## [EXERCISE PROMPT]
Keep only the lines in the records below that contain the word "shape", and copy them out. Uppercase and lowercase count as different.

## [RAW DATA]
===
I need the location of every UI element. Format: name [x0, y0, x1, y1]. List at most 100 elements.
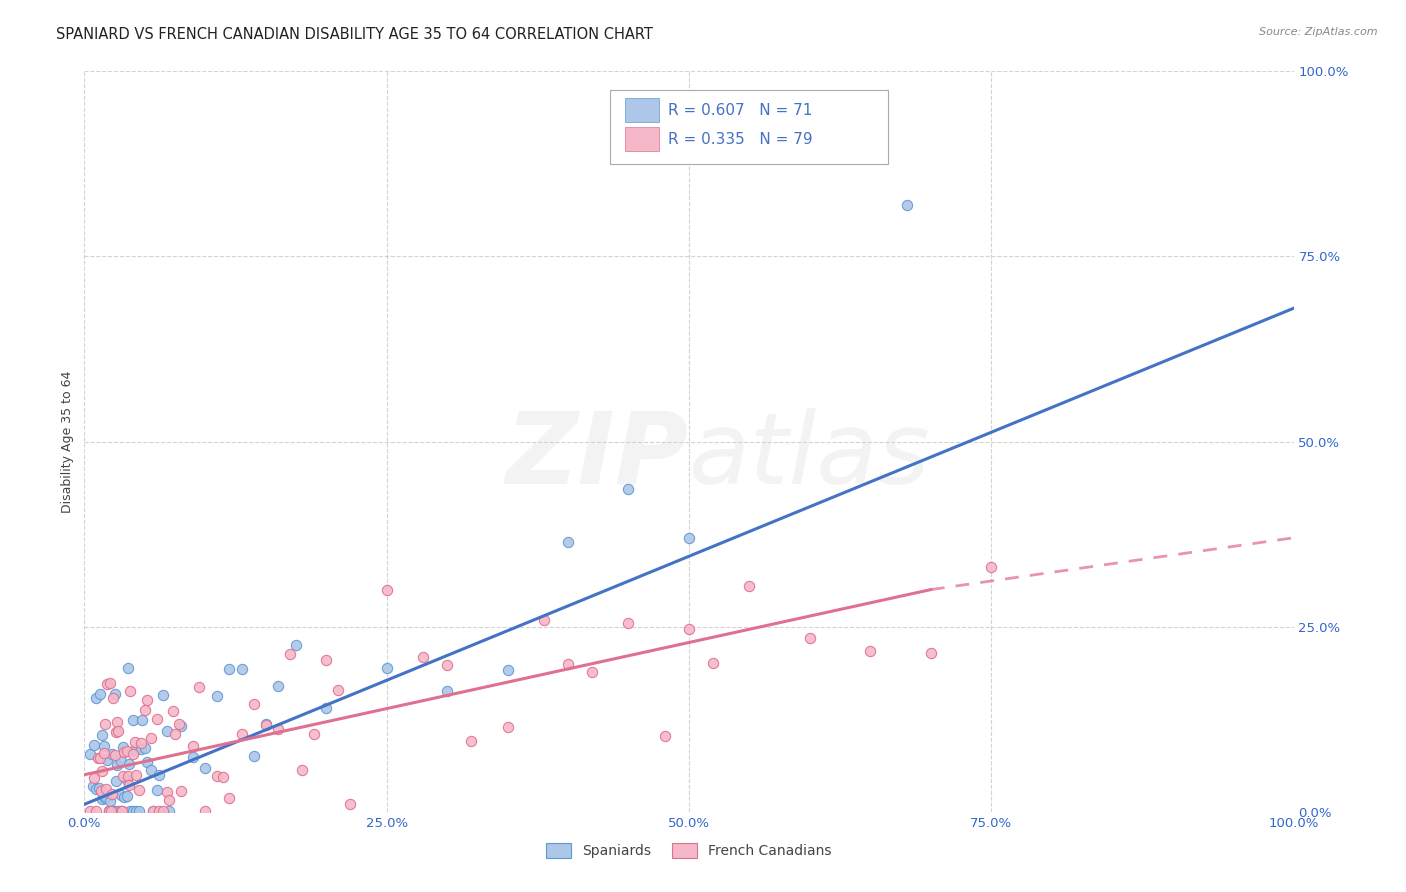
Point	[94, 790, 117, 805]
Point	[194, 761, 217, 775]
Point	[155, 785, 177, 799]
Point	[121, 713, 143, 727]
Point	[557, 657, 579, 672]
Point	[112, 745, 135, 759]
Point	[129, 736, 152, 750]
Point	[242, 749, 264, 764]
Point	[86, 782, 108, 797]
Point	[117, 769, 139, 783]
Point	[131, 713, 153, 727]
Point	[111, 804, 134, 818]
Point	[142, 804, 165, 818]
Point	[115, 789, 138, 803]
Y-axis label: Disability Age 35 to 64: Disability Age 35 to 64	[60, 370, 75, 513]
Point	[104, 773, 127, 788]
Point	[920, 646, 942, 660]
FancyBboxPatch shape	[610, 90, 889, 164]
Point	[104, 748, 127, 763]
Point	[533, 614, 555, 628]
Point	[218, 662, 240, 676]
Point	[557, 534, 579, 549]
Point	[86, 804, 108, 818]
Point	[97, 804, 120, 818]
Point	[302, 727, 325, 741]
Point	[83, 738, 105, 752]
Point	[155, 723, 177, 738]
Point	[254, 716, 277, 731]
Point	[136, 692, 159, 706]
Point	[115, 744, 138, 758]
Point	[148, 768, 170, 782]
Point	[128, 783, 150, 797]
Point	[139, 764, 162, 778]
Point	[91, 764, 114, 779]
Point	[97, 804, 120, 818]
Point	[87, 781, 110, 796]
Text: R = 0.335   N = 79: R = 0.335 N = 79	[668, 132, 813, 147]
Point	[207, 689, 229, 703]
Point	[94, 782, 117, 797]
Point	[124, 743, 146, 757]
Point	[654, 729, 676, 743]
Point	[678, 622, 700, 636]
Point	[110, 789, 132, 803]
Point	[157, 793, 180, 807]
Point	[82, 779, 104, 793]
Point	[118, 757, 141, 772]
Point	[167, 716, 190, 731]
Point	[121, 747, 143, 761]
Point	[112, 789, 135, 804]
Point	[100, 804, 122, 818]
Point	[79, 804, 101, 818]
Point	[152, 688, 174, 702]
Point	[375, 661, 398, 675]
Point	[436, 683, 458, 698]
Point	[115, 772, 138, 787]
Point	[97, 804, 120, 818]
Point	[134, 741, 156, 756]
Point	[165, 727, 187, 741]
Point	[188, 680, 211, 694]
Point	[617, 616, 640, 631]
Point	[89, 751, 111, 765]
Point	[105, 758, 128, 772]
Text: ZIP: ZIP	[506, 408, 689, 505]
Point	[157, 804, 180, 818]
Point	[96, 753, 118, 767]
Point	[129, 741, 152, 756]
Point	[124, 734, 146, 748]
Point	[93, 739, 115, 753]
Point	[89, 687, 111, 701]
Point	[98, 794, 121, 808]
Point	[121, 804, 143, 818]
Point	[375, 582, 398, 597]
Point	[103, 804, 125, 818]
Point	[142, 804, 165, 818]
Point	[110, 804, 132, 818]
Point	[181, 739, 204, 753]
Point	[231, 662, 253, 676]
Point	[496, 720, 519, 734]
Point	[110, 755, 132, 769]
Point	[267, 679, 290, 693]
Point	[254, 718, 277, 732]
Point	[101, 787, 124, 801]
Point	[96, 677, 118, 691]
Point	[91, 728, 114, 742]
Point	[91, 792, 114, 806]
Point	[738, 579, 761, 593]
Point	[581, 665, 603, 679]
Point	[231, 727, 253, 741]
FancyBboxPatch shape	[624, 127, 659, 151]
Point	[139, 731, 162, 746]
Point	[207, 769, 229, 783]
Point	[218, 791, 240, 805]
Point	[339, 797, 361, 812]
Point	[315, 653, 337, 667]
Point	[103, 691, 125, 706]
Point	[146, 712, 169, 726]
Point	[181, 750, 204, 764]
Point	[170, 718, 193, 732]
Point	[94, 790, 117, 805]
Point	[170, 784, 193, 798]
===
## [SOLUTION FOR THIS EXERCISE]
FancyBboxPatch shape	[610, 90, 889, 164]
FancyBboxPatch shape	[624, 127, 659, 151]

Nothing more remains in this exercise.